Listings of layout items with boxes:
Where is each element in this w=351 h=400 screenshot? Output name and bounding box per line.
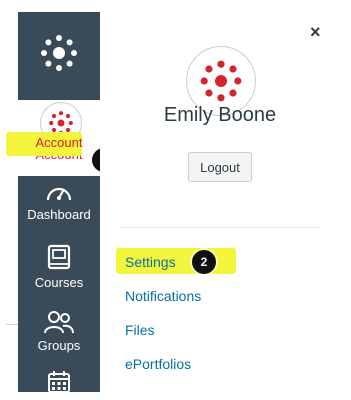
canvas-logo-icon — [41, 35, 77, 71]
edge-divider — [6, 324, 18, 325]
nav-item-dashboard[interactable]: Dashboard — [18, 178, 100, 240]
nav-item-courses[interactable]: Courses — [18, 244, 100, 306]
tray-link-notifications[interactable]: Notifications — [125, 288, 201, 304]
canvas-avatar-icon — [200, 60, 242, 102]
nav-item-label: Courses — [34, 275, 84, 290]
tray-divider — [120, 227, 320, 228]
screenshot-edge — [0, 0, 18, 392]
groups-icon — [44, 311, 74, 334]
user-name: Emily Boone — [163, 104, 277, 126]
courses-icon — [47, 244, 71, 270]
close-button[interactable]: × — [310, 22, 321, 43]
account-label-highlighted[interactable]: Account — [18, 135, 100, 150]
logout-button[interactable]: Logout — [188, 152, 252, 182]
step-badge-2: 2 — [192, 250, 216, 274]
canvas-logo[interactable] — [18, 12, 100, 94]
calendar-icon — [48, 371, 70, 393]
tray-link-eportfolios[interactable]: ePortfolios — [125, 356, 191, 372]
global-navigation: Account Dashboard Courses Groups — [18, 12, 100, 393]
dashboard-icon — [46, 187, 72, 201]
nav-item-label: Dashboard — [27, 207, 91, 222]
nav-item-label: Groups — [37, 338, 81, 353]
nav-item-groups[interactable]: Groups — [18, 309, 100, 371]
tray-link-files[interactable]: Files — [125, 322, 155, 338]
nav-item-calendar[interactable] — [18, 370, 100, 400]
tray-link-settings[interactable]: Settings — [125, 254, 176, 270]
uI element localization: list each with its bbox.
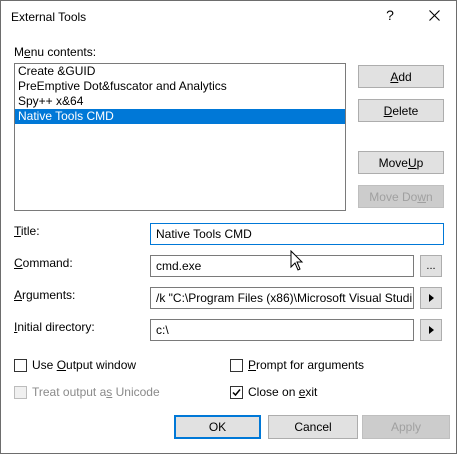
arguments-macro-button[interactable] <box>420 287 442 309</box>
move-down-button[interactable]: Move Do w n <box>358 185 444 208</box>
menu-contents-label-mnemonic: e <box>24 45 31 59</box>
checkbox-box[interactable] <box>230 385 243 399</box>
title-label-text: itle: <box>20 224 40 238</box>
checkbox-box[interactable] <box>230 358 243 372</box>
arguments-label: Arguments: <box>14 288 75 302</box>
add-button[interactable]: Add <box>358 65 444 88</box>
ok-button[interactable]: OK <box>174 415 261 439</box>
list-item-preemptive-dotfuscator[interactable]: PreEmptive Dot&fuscator and Analytics <box>15 79 345 94</box>
move-down-label: Move Do <box>369 189 418 204</box>
delete-button-label: elete <box>392 103 419 118</box>
delete-button[interactable]: Delete <box>358 99 444 122</box>
window-title: External Tools <box>11 10 87 24</box>
prompt-for-arguments-mnemonic: P <box>248 358 257 372</box>
use-output-window-text-rest: utput window <box>66 358 137 372</box>
initial-directory-input[interactable]: c:\ <box>150 319 414 341</box>
menu-contents-label-text: M <box>14 45 24 59</box>
title-bar[interactable]: External Tools ? <box>1 1 456 33</box>
close-icon <box>428 9 440 21</box>
use-output-window-mnemonic: O <box>56 358 67 372</box>
command-label-mnemonic: C <box>14 256 23 270</box>
checkmark-icon <box>232 388 241 396</box>
list-item-native-tools-cmd[interactable]: Native Tools CMD <box>15 109 345 124</box>
close-on-exit-text: Close on <box>248 385 299 399</box>
use-output-window-text: Use <box>32 358 57 372</box>
arguments-label-text: rguments: <box>22 288 76 302</box>
external-tools-dialog: External Tools ? Menu contents: Create &… <box>0 0 457 454</box>
arguments-input[interactable]: /k "C:\Program Files (x86)\Microsoft Vis… <box>150 287 414 309</box>
command-label-text: ommand: <box>22 256 73 270</box>
title-label: Title: <box>14 224 40 238</box>
close-on-exit-label: Close on exit <box>248 385 317 399</box>
close-button[interactable] <box>418 1 450 29</box>
add-button-label: dd <box>398 69 412 84</box>
mouse-cursor-icon <box>290 250 304 271</box>
prompt-for-arguments-label: Prompt for arguments <box>248 358 364 372</box>
list-item-create-guid[interactable]: Create &GUID <box>15 64 345 79</box>
help-icon: ? <box>386 7 394 23</box>
delete-button-mnemonic: D <box>383 103 393 118</box>
command-input[interactable]: cmd.exe <box>150 255 414 277</box>
initial-directory-macro-button[interactable] <box>420 319 442 341</box>
arguments-label-mnemonic: A <box>14 288 23 302</box>
move-up-mnemonic: U <box>407 155 417 170</box>
apply-button[interactable]: Apply <box>362 415 450 439</box>
checkbox-box[interactable] <box>14 358 27 372</box>
use-output-window-label: Use Output window <box>32 358 136 372</box>
prompt-for-arguments-checkbox[interactable]: Prompt for arguments <box>230 358 364 372</box>
menu-contents-label: Menu contents: <box>14 45 96 59</box>
move-up-label-rest: p <box>416 155 424 170</box>
arrow-right-icon <box>428 294 434 302</box>
menu-contents-list[interactable]: Create &GUID PreEmptive Dot&fuscator and… <box>14 63 346 211</box>
move-up-button[interactable]: Move Up <box>358 151 444 174</box>
title-label-mnemonic: T <box>14 224 21 238</box>
list-item-spy-x64[interactable]: Spy++ x&64 <box>15 94 345 109</box>
move-up-label: Move <box>378 155 408 170</box>
prompt-for-arguments-text-rest: rompt for arguments <box>256 358 365 372</box>
initial-directory-label-text: nitial directory: <box>17 320 95 334</box>
close-on-exit-text-rest: xit <box>305 385 318 399</box>
initial-directory-label: Initial directory: <box>14 320 95 334</box>
add-button-mnemonic: A <box>390 69 399 84</box>
menu-contents-label-text-rest: nu contents: <box>30 45 97 59</box>
arrow-right-icon <box>428 326 434 334</box>
title-input[interactable]: Native Tools CMD <box>150 223 444 245</box>
close-on-exit-checkbox[interactable]: Close on exit <box>230 385 317 399</box>
cancel-button[interactable]: Cancel <box>268 415 358 439</box>
treat-output-as-unicode-label: Treat output as Unicode <box>32 385 160 399</box>
ellipsis-icon: ... <box>426 260 436 272</box>
move-down-label-rest: n <box>426 189 433 204</box>
command-browse-button[interactable]: ... <box>420 255 442 277</box>
move-down-mnemonic: w <box>417 189 426 204</box>
use-output-window-checkbox[interactable]: Use Output window <box>14 358 136 372</box>
checkbox-box[interactable] <box>14 385 27 399</box>
help-button[interactable]: ? <box>374 1 406 29</box>
treat-output-as-unicode-checkbox[interactable]: Treat output as Unicode <box>14 385 160 399</box>
treat-output-as-unicode-text-rest: Unicode <box>112 385 160 399</box>
command-label: Command: <box>14 256 73 270</box>
treat-output-as-unicode-text: Treat output a <box>32 385 107 399</box>
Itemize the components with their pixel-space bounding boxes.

#### AIM
Find every line in the records above that contains the string "Account" and copy each one out. Uppercase and lowercase letters must match.

#### RESPONSE
account-label-highlighted[interactable]: Account — [18, 135, 100, 150]
global-navigation: Account Dashboard Courses Groups — [18, 12, 100, 393]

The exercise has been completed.